Records from a dataset
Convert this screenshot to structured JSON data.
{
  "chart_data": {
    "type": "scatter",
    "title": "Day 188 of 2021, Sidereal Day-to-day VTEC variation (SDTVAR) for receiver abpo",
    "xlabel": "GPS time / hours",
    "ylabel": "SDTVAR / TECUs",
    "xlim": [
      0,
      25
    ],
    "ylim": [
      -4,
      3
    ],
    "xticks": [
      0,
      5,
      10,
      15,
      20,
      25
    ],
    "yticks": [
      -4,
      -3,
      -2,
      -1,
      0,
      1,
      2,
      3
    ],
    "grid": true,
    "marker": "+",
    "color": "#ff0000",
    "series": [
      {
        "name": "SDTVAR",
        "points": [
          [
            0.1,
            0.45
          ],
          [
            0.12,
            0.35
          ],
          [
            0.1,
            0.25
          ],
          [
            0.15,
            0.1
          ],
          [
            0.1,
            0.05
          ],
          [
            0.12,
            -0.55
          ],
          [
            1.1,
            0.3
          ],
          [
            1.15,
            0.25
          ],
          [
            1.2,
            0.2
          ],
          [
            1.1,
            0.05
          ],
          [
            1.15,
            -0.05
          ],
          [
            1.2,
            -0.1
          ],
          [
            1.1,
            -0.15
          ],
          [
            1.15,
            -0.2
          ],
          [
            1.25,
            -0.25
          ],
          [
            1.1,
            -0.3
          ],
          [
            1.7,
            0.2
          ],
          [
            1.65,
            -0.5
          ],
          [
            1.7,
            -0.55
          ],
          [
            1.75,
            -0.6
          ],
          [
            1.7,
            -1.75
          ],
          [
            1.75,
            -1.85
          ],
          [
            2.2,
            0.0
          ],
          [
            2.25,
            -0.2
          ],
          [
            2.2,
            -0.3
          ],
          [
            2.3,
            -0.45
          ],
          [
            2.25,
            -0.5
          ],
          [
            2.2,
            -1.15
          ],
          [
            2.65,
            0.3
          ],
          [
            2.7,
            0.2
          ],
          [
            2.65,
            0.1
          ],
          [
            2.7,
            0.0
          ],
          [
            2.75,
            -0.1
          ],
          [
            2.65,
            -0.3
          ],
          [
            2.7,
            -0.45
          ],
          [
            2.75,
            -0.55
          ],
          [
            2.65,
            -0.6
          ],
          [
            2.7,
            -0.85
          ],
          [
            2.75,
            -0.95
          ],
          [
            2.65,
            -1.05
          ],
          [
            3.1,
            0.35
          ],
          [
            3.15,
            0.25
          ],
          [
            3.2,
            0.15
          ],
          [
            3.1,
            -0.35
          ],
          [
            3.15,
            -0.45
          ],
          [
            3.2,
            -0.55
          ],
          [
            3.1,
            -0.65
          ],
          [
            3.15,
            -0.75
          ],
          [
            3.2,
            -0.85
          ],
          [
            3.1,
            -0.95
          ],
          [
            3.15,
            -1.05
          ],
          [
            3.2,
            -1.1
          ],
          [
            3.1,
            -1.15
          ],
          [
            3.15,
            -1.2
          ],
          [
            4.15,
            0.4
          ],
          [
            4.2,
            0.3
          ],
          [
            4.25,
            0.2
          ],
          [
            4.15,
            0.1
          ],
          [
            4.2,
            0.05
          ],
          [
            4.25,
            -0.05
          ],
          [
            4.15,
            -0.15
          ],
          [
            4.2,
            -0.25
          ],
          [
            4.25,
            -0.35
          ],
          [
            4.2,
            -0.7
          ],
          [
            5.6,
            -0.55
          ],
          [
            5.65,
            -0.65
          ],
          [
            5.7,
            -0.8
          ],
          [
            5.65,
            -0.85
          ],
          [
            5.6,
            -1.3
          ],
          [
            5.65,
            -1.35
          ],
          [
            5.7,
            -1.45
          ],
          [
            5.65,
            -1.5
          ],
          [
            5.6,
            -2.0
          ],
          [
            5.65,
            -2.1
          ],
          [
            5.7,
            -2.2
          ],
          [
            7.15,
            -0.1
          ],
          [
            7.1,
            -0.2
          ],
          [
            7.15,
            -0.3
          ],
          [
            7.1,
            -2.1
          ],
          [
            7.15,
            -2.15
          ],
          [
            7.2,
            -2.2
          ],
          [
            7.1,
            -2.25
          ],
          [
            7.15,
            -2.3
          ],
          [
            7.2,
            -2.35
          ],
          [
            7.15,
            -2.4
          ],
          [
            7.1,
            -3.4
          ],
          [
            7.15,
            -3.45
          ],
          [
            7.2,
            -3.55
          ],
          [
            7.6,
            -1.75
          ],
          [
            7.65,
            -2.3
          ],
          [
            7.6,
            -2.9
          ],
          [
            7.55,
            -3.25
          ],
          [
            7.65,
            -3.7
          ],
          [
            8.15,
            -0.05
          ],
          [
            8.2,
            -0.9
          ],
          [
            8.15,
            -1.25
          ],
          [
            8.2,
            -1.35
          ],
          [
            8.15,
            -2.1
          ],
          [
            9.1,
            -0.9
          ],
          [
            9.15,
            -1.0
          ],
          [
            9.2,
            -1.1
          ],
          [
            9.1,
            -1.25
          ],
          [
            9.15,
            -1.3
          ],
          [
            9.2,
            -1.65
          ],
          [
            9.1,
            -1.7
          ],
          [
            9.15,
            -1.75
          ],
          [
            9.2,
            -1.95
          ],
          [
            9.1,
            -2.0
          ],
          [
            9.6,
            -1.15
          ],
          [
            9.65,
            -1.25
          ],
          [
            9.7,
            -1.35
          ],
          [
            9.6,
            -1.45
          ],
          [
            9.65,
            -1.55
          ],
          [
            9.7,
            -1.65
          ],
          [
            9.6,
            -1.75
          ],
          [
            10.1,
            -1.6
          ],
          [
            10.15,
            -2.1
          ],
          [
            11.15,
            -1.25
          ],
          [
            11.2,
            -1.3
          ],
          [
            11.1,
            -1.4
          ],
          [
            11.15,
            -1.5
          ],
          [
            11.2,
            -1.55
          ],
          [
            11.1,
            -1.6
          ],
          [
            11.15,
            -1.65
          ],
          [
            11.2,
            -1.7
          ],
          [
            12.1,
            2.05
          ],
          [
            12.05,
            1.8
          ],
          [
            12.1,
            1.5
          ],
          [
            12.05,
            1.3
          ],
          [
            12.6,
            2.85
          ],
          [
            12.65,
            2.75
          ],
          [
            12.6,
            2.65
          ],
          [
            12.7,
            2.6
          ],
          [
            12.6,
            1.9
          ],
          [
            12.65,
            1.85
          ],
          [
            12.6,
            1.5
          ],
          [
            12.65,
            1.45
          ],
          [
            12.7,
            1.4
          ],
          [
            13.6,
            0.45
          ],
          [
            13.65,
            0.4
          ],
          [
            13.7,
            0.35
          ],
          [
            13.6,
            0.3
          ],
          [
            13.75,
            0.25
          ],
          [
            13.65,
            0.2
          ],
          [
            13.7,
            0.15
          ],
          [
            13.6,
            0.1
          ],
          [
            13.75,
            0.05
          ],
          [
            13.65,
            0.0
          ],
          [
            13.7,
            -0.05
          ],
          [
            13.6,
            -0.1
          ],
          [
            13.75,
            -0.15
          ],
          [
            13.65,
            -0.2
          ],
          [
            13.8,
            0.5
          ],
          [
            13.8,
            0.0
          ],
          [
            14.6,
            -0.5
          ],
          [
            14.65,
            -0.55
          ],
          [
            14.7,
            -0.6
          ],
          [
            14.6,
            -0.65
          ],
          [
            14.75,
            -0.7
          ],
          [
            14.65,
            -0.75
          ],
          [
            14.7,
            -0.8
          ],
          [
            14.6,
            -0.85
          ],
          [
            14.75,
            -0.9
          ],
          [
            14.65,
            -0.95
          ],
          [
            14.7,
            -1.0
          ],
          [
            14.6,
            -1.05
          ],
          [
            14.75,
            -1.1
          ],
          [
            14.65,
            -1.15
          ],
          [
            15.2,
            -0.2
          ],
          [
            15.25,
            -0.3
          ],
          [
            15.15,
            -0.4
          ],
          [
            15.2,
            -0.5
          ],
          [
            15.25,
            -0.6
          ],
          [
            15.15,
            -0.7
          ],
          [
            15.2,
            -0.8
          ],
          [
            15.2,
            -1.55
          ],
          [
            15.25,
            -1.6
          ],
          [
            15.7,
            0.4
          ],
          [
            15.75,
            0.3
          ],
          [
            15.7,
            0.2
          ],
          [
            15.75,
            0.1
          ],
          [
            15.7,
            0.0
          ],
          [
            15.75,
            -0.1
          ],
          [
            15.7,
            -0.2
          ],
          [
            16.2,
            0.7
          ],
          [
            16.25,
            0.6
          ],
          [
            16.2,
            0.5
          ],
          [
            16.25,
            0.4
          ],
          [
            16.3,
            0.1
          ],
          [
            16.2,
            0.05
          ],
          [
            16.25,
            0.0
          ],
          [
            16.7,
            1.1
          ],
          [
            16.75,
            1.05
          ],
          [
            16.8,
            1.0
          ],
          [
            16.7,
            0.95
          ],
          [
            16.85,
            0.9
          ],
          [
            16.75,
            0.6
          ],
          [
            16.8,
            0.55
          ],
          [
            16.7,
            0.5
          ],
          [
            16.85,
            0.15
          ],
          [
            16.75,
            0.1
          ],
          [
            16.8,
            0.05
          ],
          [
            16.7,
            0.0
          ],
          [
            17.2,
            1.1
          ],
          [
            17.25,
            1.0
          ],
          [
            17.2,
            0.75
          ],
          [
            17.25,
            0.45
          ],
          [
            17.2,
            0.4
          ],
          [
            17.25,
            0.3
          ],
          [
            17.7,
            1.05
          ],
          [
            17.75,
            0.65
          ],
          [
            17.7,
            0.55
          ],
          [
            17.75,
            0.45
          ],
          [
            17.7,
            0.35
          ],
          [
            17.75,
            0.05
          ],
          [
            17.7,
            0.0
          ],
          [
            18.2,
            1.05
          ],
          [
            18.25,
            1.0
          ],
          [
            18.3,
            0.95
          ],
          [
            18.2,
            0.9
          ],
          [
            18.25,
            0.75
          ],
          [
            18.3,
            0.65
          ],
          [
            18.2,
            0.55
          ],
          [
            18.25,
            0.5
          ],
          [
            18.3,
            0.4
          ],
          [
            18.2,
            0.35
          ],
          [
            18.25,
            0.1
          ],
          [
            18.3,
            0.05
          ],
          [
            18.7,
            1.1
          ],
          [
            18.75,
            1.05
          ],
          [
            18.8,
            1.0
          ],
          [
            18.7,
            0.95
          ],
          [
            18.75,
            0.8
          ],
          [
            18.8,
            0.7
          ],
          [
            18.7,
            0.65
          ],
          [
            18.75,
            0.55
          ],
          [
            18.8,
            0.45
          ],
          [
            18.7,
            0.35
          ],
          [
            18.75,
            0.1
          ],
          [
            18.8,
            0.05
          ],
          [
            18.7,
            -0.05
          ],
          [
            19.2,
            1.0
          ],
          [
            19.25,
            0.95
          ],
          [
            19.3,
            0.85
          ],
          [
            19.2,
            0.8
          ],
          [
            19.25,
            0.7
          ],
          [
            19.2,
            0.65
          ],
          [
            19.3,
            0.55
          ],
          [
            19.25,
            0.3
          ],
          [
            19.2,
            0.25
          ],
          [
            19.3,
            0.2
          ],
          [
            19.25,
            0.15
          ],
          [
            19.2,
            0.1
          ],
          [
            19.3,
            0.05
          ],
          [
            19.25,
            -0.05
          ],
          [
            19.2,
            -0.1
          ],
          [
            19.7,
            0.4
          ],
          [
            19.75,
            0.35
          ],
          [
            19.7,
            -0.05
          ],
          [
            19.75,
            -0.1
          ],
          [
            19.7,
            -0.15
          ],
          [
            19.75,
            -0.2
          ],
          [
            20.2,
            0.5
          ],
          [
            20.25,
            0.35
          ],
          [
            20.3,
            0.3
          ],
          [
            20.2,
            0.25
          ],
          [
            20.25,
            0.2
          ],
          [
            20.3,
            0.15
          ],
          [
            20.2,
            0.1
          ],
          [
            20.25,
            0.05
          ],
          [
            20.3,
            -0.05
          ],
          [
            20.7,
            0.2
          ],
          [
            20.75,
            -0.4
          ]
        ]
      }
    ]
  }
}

Do this: Report every line containing the word "SDTVAR" from the listing above.

Solution to the problem:
    "title": "Day 188 of 2021, Sidereal Day-to-day VTEC variation (SDTVAR) for receiver abpo",
    "ylabel": "SDTVAR / TECUs",
        "name": "SDTVAR",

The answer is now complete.